» Prompt A
Translate this sentence from the noise-reduction text into Spanish: "Compared to the full-band method, the sub-band implementation causes less speech distortion."
» Prompt B
According to the noise-reduction text, why does air-regulator inhalation noise not directly corrupt speech?

» Page text
During the noisy speech, the noise spectrum is continuously updated
when the current spectrum is below a pre-set threshold.
[0045] In spectra subtraction algorithm, the difference between
real noise and estimated noise is called noise residual.
Environmental noise sounds like the sum of tone generators with
random frequencies. This phenomenon is known as "music noise". To
solve this problem, smooth factors are applied in both frequency
and time domains to remove the "music noise". The Wiener filter
algorithm can be first applied, and then spectral subtraction
algorithm is subsequently adopted. After Wiener filtering, the
noise level is reduced. The noise residual after spectral
subtraction algorithm is low enough to be masked by speech.
Therefore, music noise is barely audible in the time domain.
[0046] In addition to environmental noise, there are some other
different noises generated by the SCBA equipment, such as
air-regulator inhalation noise, low-pressure alarm noise, and
Personal Alert Safety System (PASS) noise, which all degrade the
speech quality. The air-regulator inhalation noise does not
directly corrupt speech since people do not normally speak when
inhaling. However, the noise can interfere with communications
using VOX mode with radio and is detracting to listeners. For those
noises with known spectral patterns, the spectra model can be
constructed to detect these noises. Once the noise is detected, a
technique can be applied to cancel noise with the known spectral
patterns. This method is known as model-based noise reduction
algorithm.
[0047] The structure of model-based noise cancellation is shown in
FIG. 10. It has two sessions: training session 1001 and testing
session 1002. In the training session, all known noise samples are
first recorded and saved in a training database 1003. In model
training, a Gaussian mixture model or a hidden Markov model is
trained, which is named as model training 1004, to represent the
statistical characteristics of speech sound. For every different
kind of sound, a sound model 1005 is trained and saved in a
database. During a testing session where sound signals are
detected, a noise identification module 1006 is used to decode and
compute the likelihood scores of the sound with a group of
pre-trained sound models. Therefore every model has an associated
score. The model with the largest score is recognized as noise
sound model. Once the noise sound is identified by the noise
identification 1006, it can be cancelled from the noisy speech 901
using the sub-band noise suppression system 1007 process that is
developed as shown in FIG. 11 to get a clean speech 908. Compared
to the full-band method, the sub-band implementation causes less
speech distortion.

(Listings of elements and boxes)
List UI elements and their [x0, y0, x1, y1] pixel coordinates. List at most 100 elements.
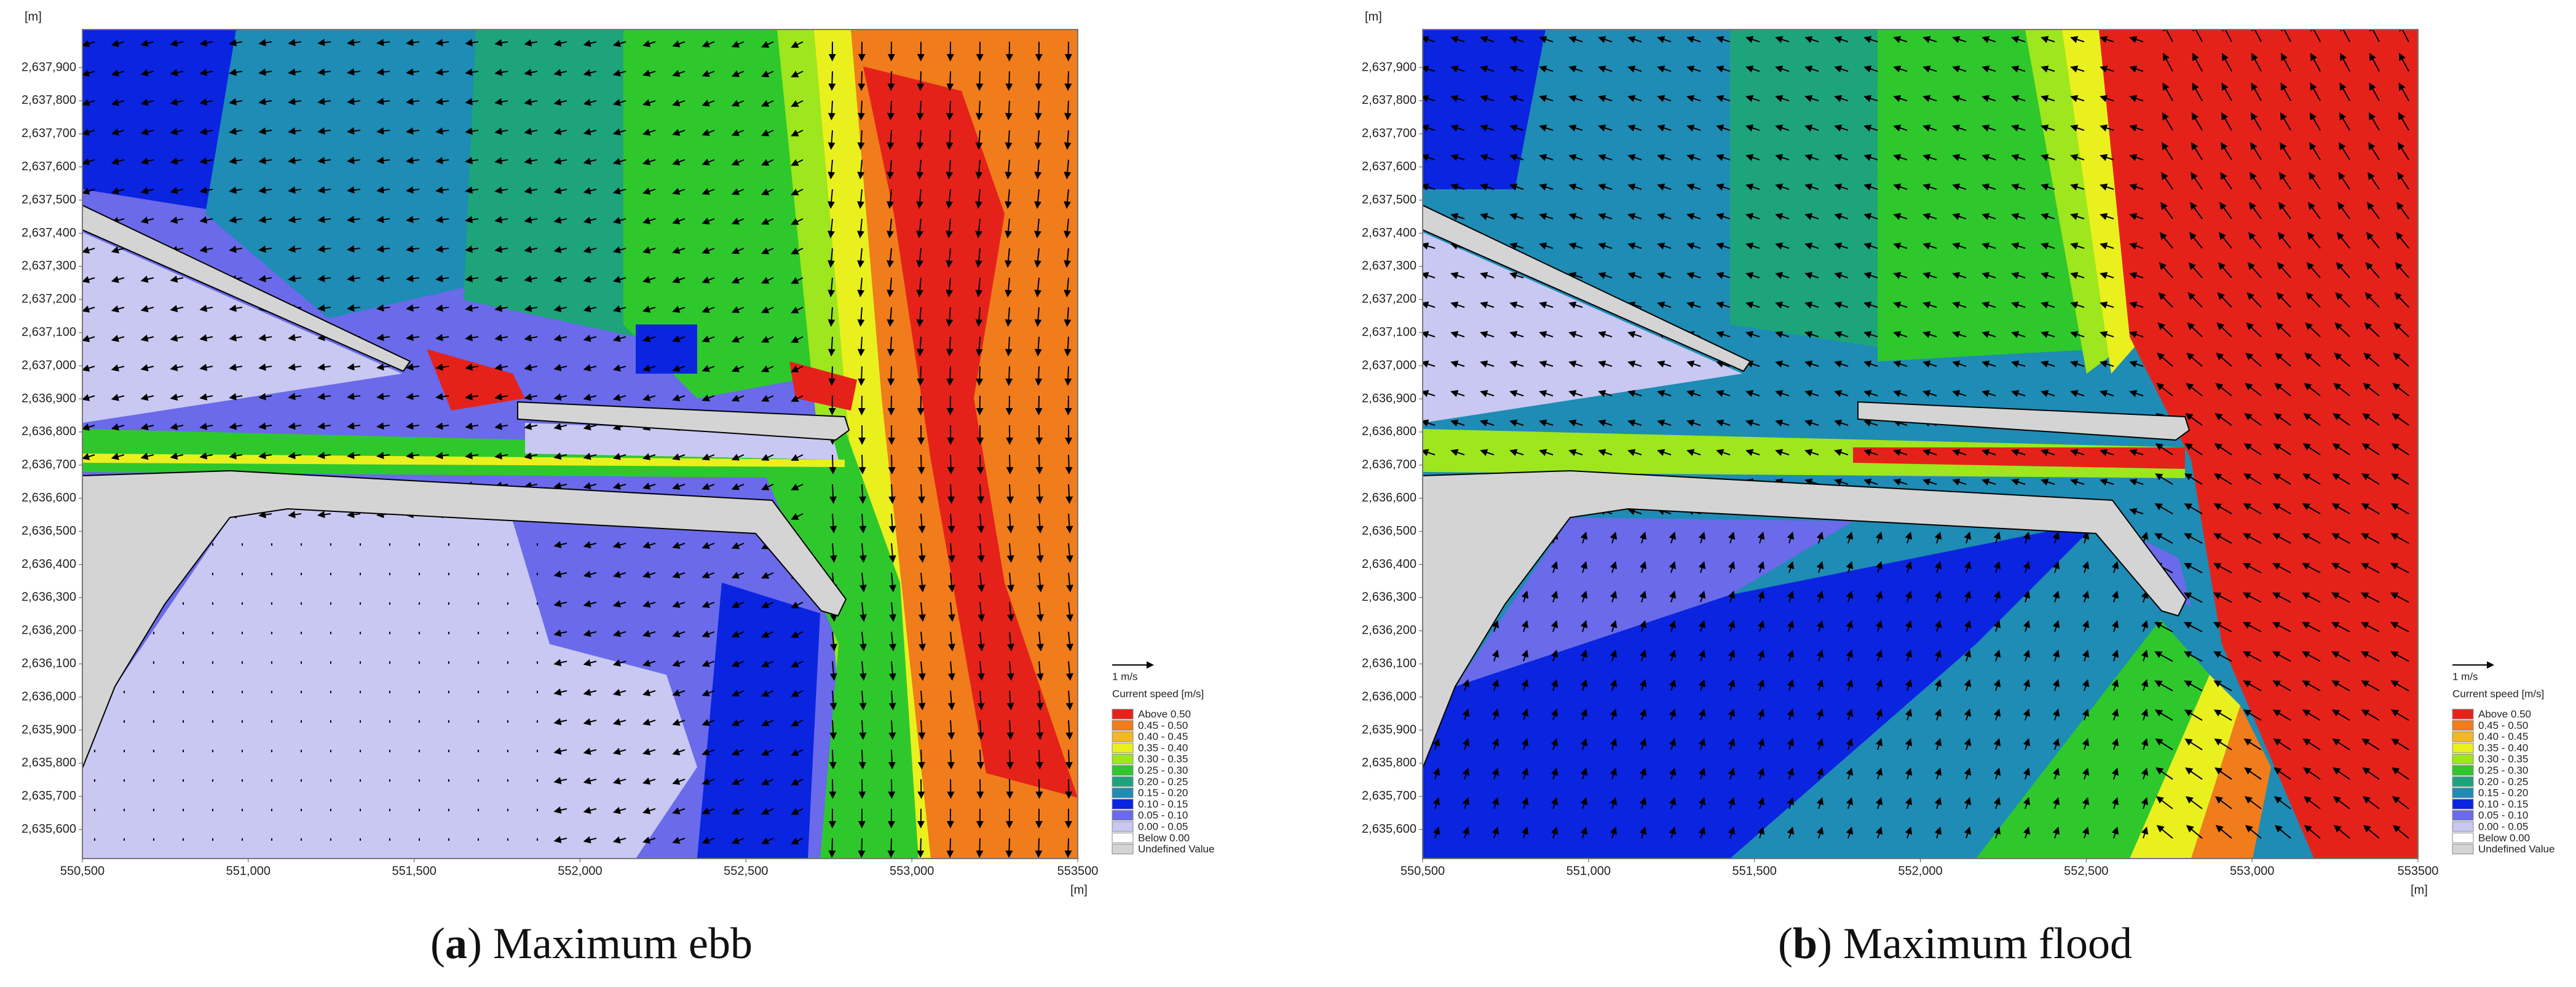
current-arrow [1006, 543, 1014, 563]
current-arrow [731, 395, 745, 402]
x-tick-label: 551,500 [392, 864, 437, 878]
current-arrow [761, 749, 774, 756]
current-arrow [731, 306, 745, 313]
current-arrow [859, 484, 867, 504]
current-arrow [170, 423, 184, 430]
current-arrow [317, 98, 331, 106]
current-arrow [199, 245, 213, 253]
current-arrow [761, 159, 774, 166]
current-arrow [553, 629, 567, 637]
x-tick-label: 552,000 [1898, 864, 1942, 878]
legend-label: 0.15 - 0.20 [1138, 787, 1188, 799]
speed-region [1423, 429, 2185, 478]
current-arrow [1006, 690, 1014, 710]
current-arrow [347, 39, 361, 47]
speed-region [525, 423, 839, 460]
current-arrow [347, 275, 361, 283]
current-arrow [406, 422, 420, 430]
current-arrow [672, 158, 685, 165]
current-arrow [791, 454, 804, 461]
legend-label: 0.25 - 0.30 [1138, 765, 1188, 776]
current-arrow [829, 484, 837, 504]
current-arrow [2041, 36, 2055, 43]
current-arrow [731, 247, 745, 254]
current-arrow [553, 482, 567, 490]
current-arrow [975, 189, 983, 209]
current-arrow [701, 365, 715, 372]
current-arrow [918, 572, 926, 592]
current-arrow [170, 187, 184, 194]
current-arrow [828, 218, 835, 238]
current-arrow [977, 513, 985, 533]
current-arrow [199, 334, 213, 342]
current-arrow [1064, 100, 1072, 120]
current-arrow [2310, 29, 2321, 42]
current-arrow [761, 808, 774, 815]
current-arrow [917, 779, 925, 799]
current-arrow [612, 688, 626, 696]
current-arrow [82, 128, 95, 136]
current-arrow [761, 483, 774, 490]
current-arrow [1893, 36, 1908, 43]
speed-region [82, 232, 402, 423]
current-arrow [82, 394, 95, 401]
y-tick-label: 2,637,300 [22, 259, 76, 273]
current-arrow [919, 602, 926, 622]
current-arrow [731, 70, 745, 77]
current-arrow [288, 157, 302, 165]
current-arrow [1627, 95, 1642, 102]
y-tick-label: 2,636,400 [1362, 557, 1416, 571]
current-arrow [1627, 65, 1642, 73]
current-arrow [111, 69, 125, 77]
y-tick-label: 2,636,900 [22, 391, 76, 405]
current-arrow [791, 690, 804, 697]
current-arrow [111, 452, 125, 460]
current-arrow [1065, 543, 1073, 563]
current-arrow [553, 393, 567, 401]
x-tick-label: 551,500 [1732, 864, 1777, 878]
current-arrow [1036, 484, 1044, 504]
current-arrow [642, 69, 656, 77]
current-arrow [199, 216, 213, 224]
current-arrow [1006, 513, 1014, 533]
current-arrow [1863, 95, 1878, 102]
caption-label: b [1793, 919, 1817, 968]
current-arrow [612, 275, 626, 283]
current-arrow [1034, 307, 1042, 327]
current-arrow [828, 100, 836, 120]
caption-a: (a) Maximum ebb [430, 919, 753, 968]
current-arrow [761, 277, 774, 284]
current-arrow [258, 127, 272, 135]
current-arrow [672, 217, 685, 224]
current-arrow [406, 363, 420, 371]
current-arrow [1005, 218, 1012, 238]
current-arrow [761, 395, 774, 402]
current-arrow [1539, 65, 1554, 73]
current-arrow [1716, 36, 1731, 43]
current-arrow [888, 720, 896, 740]
current-arrow [347, 452, 361, 460]
current-arrow [1716, 95, 1731, 102]
current-arrow [170, 275, 184, 283]
current-arrow [761, 129, 774, 136]
current-arrow [1716, 65, 1731, 73]
current-arrow [2070, 65, 2085, 73]
current-arrow [2162, 53, 2173, 72]
y-tick-label: 2,636,300 [22, 591, 76, 604]
current-arrow [672, 40, 685, 47]
current-arrow [1034, 130, 1042, 150]
current-arrow [1035, 71, 1043, 91]
current-arrow [612, 69, 626, 77]
current-arrow [583, 718, 597, 726]
land [82, 470, 847, 769]
current-arrow [642, 630, 656, 637]
current-arrow [140, 334, 154, 342]
current-arrow [978, 602, 985, 622]
y-tick-label: 2,637,600 [1362, 160, 1416, 173]
current-arrow [858, 454, 866, 474]
current-arrow [1034, 218, 1041, 238]
current-arrow [947, 749, 955, 769]
map-field [1423, 29, 2418, 859]
current-arrow [916, 218, 923, 238]
current-arrow [731, 218, 745, 225]
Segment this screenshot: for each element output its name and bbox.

» Full answer A
En comparación con el método de banda completa, la implementación por subbandas provoca menos distorsión del habla.

» Full answer B
People do not normally speak when inhaling.